> WORK REQUIRED
Transcribe all the entries word for word, skipping the pictures.

> SUPPLIED RECORDS
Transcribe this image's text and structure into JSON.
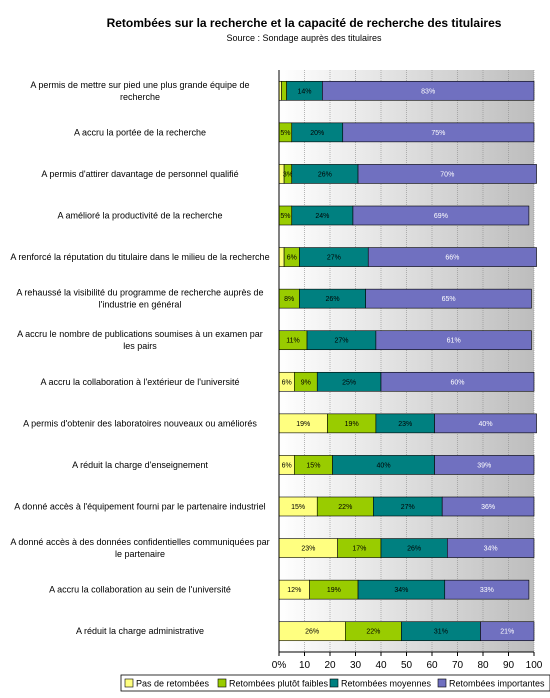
{
  "chart_data": {
    "type": "bar",
    "orientation": "horizontal",
    "stacked": true,
    "title": "Retombées sur la recherche et la capacité de recherche des titulaires",
    "subtitle": "Source : Sondage auprès des titulaires",
    "categories": [
      [
        "A permis de mettre sur pied une plus grande équipe de",
        "recherche"
      ],
      [
        "A accru la portée de la recherche"
      ],
      [
        "A permis d'attirer davantage de personnel qualifié"
      ],
      [
        "A amélioré la productivité de la recherche"
      ],
      [
        "A renforcé la réputation du titulaire dans le milieu de la recherche"
      ],
      [
        "A rehaussé la visibilité du programme de recherche auprès de",
        "l'industrie en général"
      ],
      [
        "A accru le nombre de publications soumises à un examen par",
        "les pairs"
      ],
      [
        "A accru la collaboration à l'extérieur de l'université"
      ],
      [
        "A permis d'obtenir des laboratoires nouveaux ou améliorés"
      ],
      [
        "A réduit la charge d'enseignement"
      ],
      [
        "A donné accès à l'équipement fourni par le partenaire industriel"
      ],
      [
        "A donné accès à des données confidentielles communiquées par",
        "le partenaire"
      ],
      [
        "A accru la collaboration au sein de l'université"
      ],
      [
        "A réduit la charge administrative"
      ]
    ],
    "series": [
      {
        "name": "Pas de retombées",
        "color": "#ffff80",
        "values": [
          1,
          0,
          2,
          0,
          2,
          0,
          0,
          6,
          19,
          6,
          15,
          23,
          12,
          26
        ],
        "labels": [
          "",
          "",
          "",
          "",
          "",
          "",
          "",
          "6%",
          "19%",
          "6%",
          "15%",
          "23%",
          "12%",
          "26%"
        ]
      },
      {
        "name": "Retombées plutôt faibles",
        "color": "#99cc00",
        "values": [
          2,
          5,
          3,
          5,
          6,
          8,
          11,
          9,
          19,
          15,
          22,
          17,
          19,
          22
        ],
        "labels": [
          "",
          "5%",
          "3%",
          "5%",
          "6%",
          "8%",
          "11%",
          "9%",
          "19%",
          "15%",
          "22%",
          "17%",
          "19%",
          "22%"
        ]
      },
      {
        "name": "Retombées moyennes",
        "color": "#008080",
        "values": [
          14,
          20,
          26,
          24,
          27,
          26,
          27,
          25,
          23,
          40,
          27,
          26,
          34,
          31
        ],
        "labels": [
          "14%",
          "20%",
          "26%",
          "24%",
          "27%",
          "26%",
          "27%",
          "25%",
          "23%",
          "40%",
          "27%",
          "26%",
          "34%",
          "31%"
        ]
      },
      {
        "name": "Retombées importantes",
        "color": "#7070c0",
        "values": [
          83,
          75,
          70,
          69,
          66,
          65,
          61,
          60,
          40,
          39,
          36,
          34,
          33,
          21
        ],
        "labels": [
          "83%",
          "75%",
          "70%",
          "69%",
          "66%",
          "65%",
          "61%",
          "60%",
          "40%",
          "39%",
          "36%",
          "34%",
          "33%",
          "21%"
        ]
      }
    ],
    "xlim": [
      0,
      100
    ],
    "xticks": [
      "0%",
      "10",
      "20",
      "30",
      "40",
      "50",
      "60",
      "70",
      "80",
      "90",
      "100"
    ],
    "grid": "vertical",
    "legend": "bottom"
  }
}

> SOLVED PROBLEM
Transcribe this image's text and structure into JSON.
{
  "chart_data": {
    "type": "bar",
    "orientation": "horizontal",
    "stacked": true,
    "title": "Retombées sur la recherche et la capacité de recherche des titulaires",
    "subtitle": "Source : Sondage auprès des titulaires",
    "categories": [
      [
        "A permis de mettre sur pied une plus grande équipe de",
        "recherche"
      ],
      [
        "A accru la portée de la recherche"
      ],
      [
        "A permis d'attirer davantage de personnel qualifié"
      ],
      [
        "A amélioré la productivité de la recherche"
      ],
      [
        "A renforcé la réputation du titulaire dans le milieu de la recherche"
      ],
      [
        "A rehaussé la visibilité du programme de recherche auprès de",
        "l'industrie en général"
      ],
      [
        "A accru le nombre de publications soumises à un examen par",
        "les pairs"
      ],
      [
        "A accru la collaboration à l'extérieur de l'université"
      ],
      [
        "A permis d'obtenir des laboratoires nouveaux ou améliorés"
      ],
      [
        "A réduit la charge d'enseignement"
      ],
      [
        "A donné accès à l'équipement fourni par le partenaire industriel"
      ],
      [
        "A donné accès à des données confidentielles communiquées par",
        "le partenaire"
      ],
      [
        "A accru la collaboration au sein de l'université"
      ],
      [
        "A réduit la charge administrative"
      ]
    ],
    "series": [
      {
        "name": "Pas de retombées",
        "color": "#ffff80",
        "values": [
          1,
          0,
          2,
          0,
          2,
          0,
          0,
          6,
          19,
          6,
          15,
          23,
          12,
          26
        ],
        "labels": [
          "",
          "",
          "",
          "",
          "",
          "",
          "",
          "6%",
          "19%",
          "6%",
          "15%",
          "23%",
          "12%",
          "26%"
        ]
      },
      {
        "name": "Retombées plutôt faibles",
        "color": "#99cc00",
        "values": [
          2,
          5,
          3,
          5,
          6,
          8,
          11,
          9,
          19,
          15,
          22,
          17,
          19,
          22
        ],
        "labels": [
          "",
          "5%",
          "3%",
          "5%",
          "6%",
          "8%",
          "11%",
          "9%",
          "19%",
          "15%",
          "22%",
          "17%",
          "19%",
          "22%"
        ]
      },
      {
        "name": "Retombées moyennes",
        "color": "#008080",
        "values": [
          14,
          20,
          26,
          24,
          27,
          26,
          27,
          25,
          23,
          40,
          27,
          26,
          34,
          31
        ],
        "labels": [
          "14%",
          "20%",
          "26%",
          "24%",
          "27%",
          "26%",
          "27%",
          "25%",
          "23%",
          "40%",
          "27%",
          "26%",
          "34%",
          "31%"
        ]
      },
      {
        "name": "Retombées importantes",
        "color": "#7070c0",
        "values": [
          83,
          75,
          70,
          69,
          66,
          65,
          61,
          60,
          40,
          39,
          36,
          34,
          33,
          21
        ],
        "labels": [
          "83%",
          "75%",
          "70%",
          "69%",
          "66%",
          "65%",
          "61%",
          "60%",
          "40%",
          "39%",
          "36%",
          "34%",
          "33%",
          "21%"
        ]
      }
    ],
    "xlim": [
      0,
      100
    ],
    "xticks": [
      "0%",
      "10",
      "20",
      "30",
      "40",
      "50",
      "60",
      "70",
      "80",
      "90",
      "100"
    ],
    "grid": "vertical",
    "legend": "bottom"
  }
}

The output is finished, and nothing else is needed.